REQUIRED WORK | Check each line for the word "text" and report how many have it. Give nothing else.

MATERIAL PROVIDED |
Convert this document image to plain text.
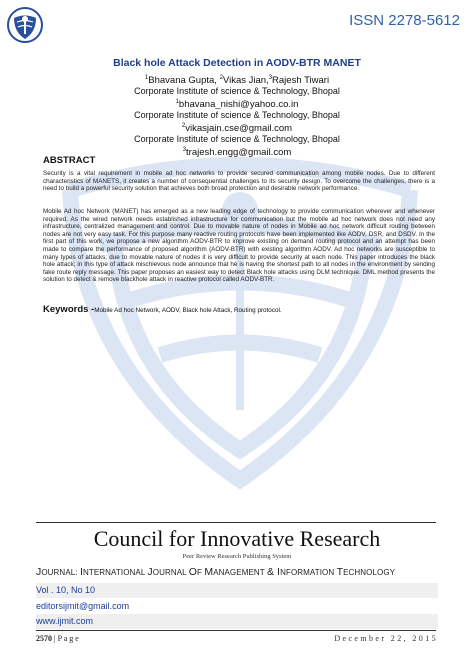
ISSN 2278-5612
Black hole Attack Detection in AODV-BTR MANET
$^1$Bhavana Gupta, $^2$Vikas Jian,$^3$Rajesh Tiwari
Corporate Institute of science & Technology, Bhopal
$^1$bhavana_nishi@yahoo.co.in
Corporate Institute of science & Technology, Bhopal
$^2$vikasjain.cse@gmail.com
Corporate Institute of science & Technology, Bhopal
$^3$trajesh.engg@gmail.com
ABSTRACT
Security is a vital requirement in mobile ad hoc networks to provide secured communication among mobile nodes. Due to different characteristics of MANETS, it creates a number of consequential challenges to its security design. To overcome the challenges, there is a need to build a powerful security solution that achieves both broad protection and desirable network performance.
Mobile Ad hoc Network (MANET) has emerged as a new leading edge of technology to provide communication wherever and whenever required. As the wired network needs established infrastructure for communication but the mobile ad hoc network does not need any infrastructure, centralized management and control. Due to movable nature of nodes in Mobile ad hoc network difficult routing between nodes are not very easy task. For this purpose many reactive routing protocols have been implemented like AODV, DSR, and DSDV. In the first part of this work, we propose a new algorithm AODV-BTR to improve existing on demand routing protocol and an attempt has been made to compare the performance of proposed algorithm (AODV-BTR) with existing algorithm AODV. Ad hoc networks are susceptible to many types of attacks; due to movable nature of nodes it is very difficult to provide security at each node. This paper introduces the black hole attack; in this type of attack mischievous node announce that he is having the shortest path to all nodes in the environment by sending fake route reply message. This paper proposes an easiest way to detect Black hole attacks using DLM technique. DML method presents the solution to detect & remove blackhole attack in reactive protocol called AODV-BTR.
Keywords -Mobile Ad hoc Network, AODV, Black hole Attack, Routing protocol.
Council for Innovative Research
Peer Review Research Publishing System
JOURNAL: INTERNATIONAL JOURNAL OF MANAGEMENT & INFORMATION TECHNOLOGY
Vol . 10, No 10
editorsijmit@gmail.com
www.ijmit.com
2570 | P a g e	December 22, 2015
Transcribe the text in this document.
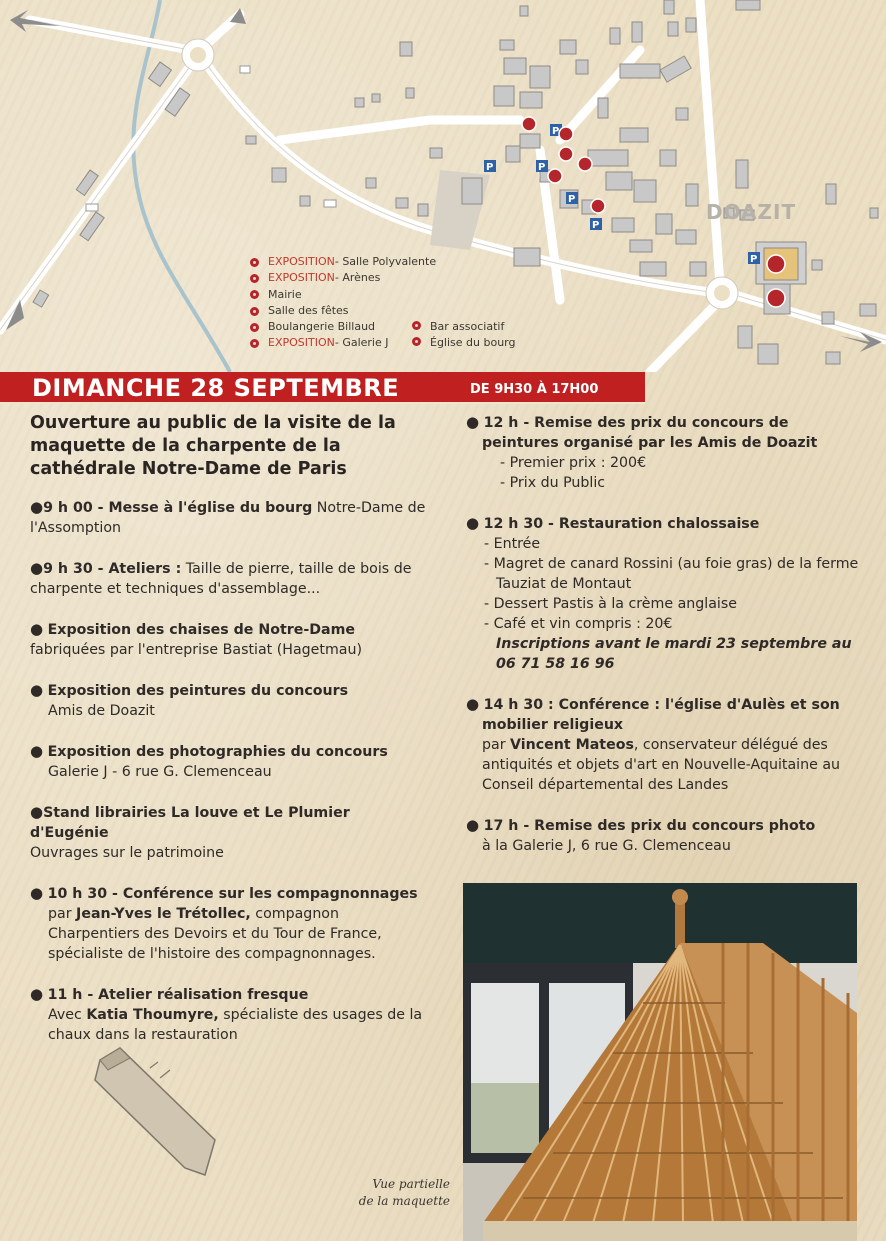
P
P	P
P
P
P
DOAZIT
EXPOSITION - Salle Polyvalente
EXPOSITION - Arènes
Mairie
Salle des fêtes
Boulangerie Billaud
EXPOSITION - Galerie J
Bar associatif
Église du bourg
DIMANCHE 28 SEPTEMBRE	DE 9H30 À 17H00
Ouverture au public de la visite de la maquette de la charpente de la cathédrale Notre-Dame de Paris
●9 h 00 - Messe à l'église du bourg Notre-Dame de l'Assomption
●9 h 30 - Ateliers : Taille de pierre, taille de bois de charpente et techniques d'assemblage...
● Exposition des chaises de Notre-Dame fabriquées par l'entreprise Bastiat (Hagetmau)
● Exposition des peintures du concours
Amis de Doazit
● Exposition des photographies du concours
Galerie J - 6 rue G. Clemenceau
●Stand librairies La louve et Le Plumier d'Eugénie
Ouvrages sur le patrimoine
● 10 h 30 - Conférence sur les compagnonnages
par Jean-Yves le Trétollec, compagnon Charpentiers des Devoirs et du Tour de France, spécialiste de l'histoire des compagnonnages.
● 11 h - Atelier réalisation fresque
Avec Katia Thoumyre, spécialiste des usages de la chaux dans la restauration
● 12 h - Remise des prix du concours de peintures organisé par les Amis de Doazit
- Premier prix : 200€
- Prix du Public
● 12 h 30 - Restauration chalossaise
- Entrée
- Magret de canard Rossini (au foie gras) de la ferme Tauziat de Montaut
- Dessert Pastis à la crème anglaise
- Café et vin compris : 20€
Inscriptions avant le mardi 23 septembre au 06 71 58 16 96
● 14 h 30 : Conférence : l'église d'Aulès et son mobilier religieux
par Vincent Mateos, conservateur délégué des antiquités et objets d'art en Nouvelle-Aquitaine au Conseil départemental des Landes
● 17 h - Remise des prix du concours photo
à la Galerie J, 6 rue G. Clemenceau
Vue partielle
de la maquette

SOLUTION TO THE PROBLEM | 2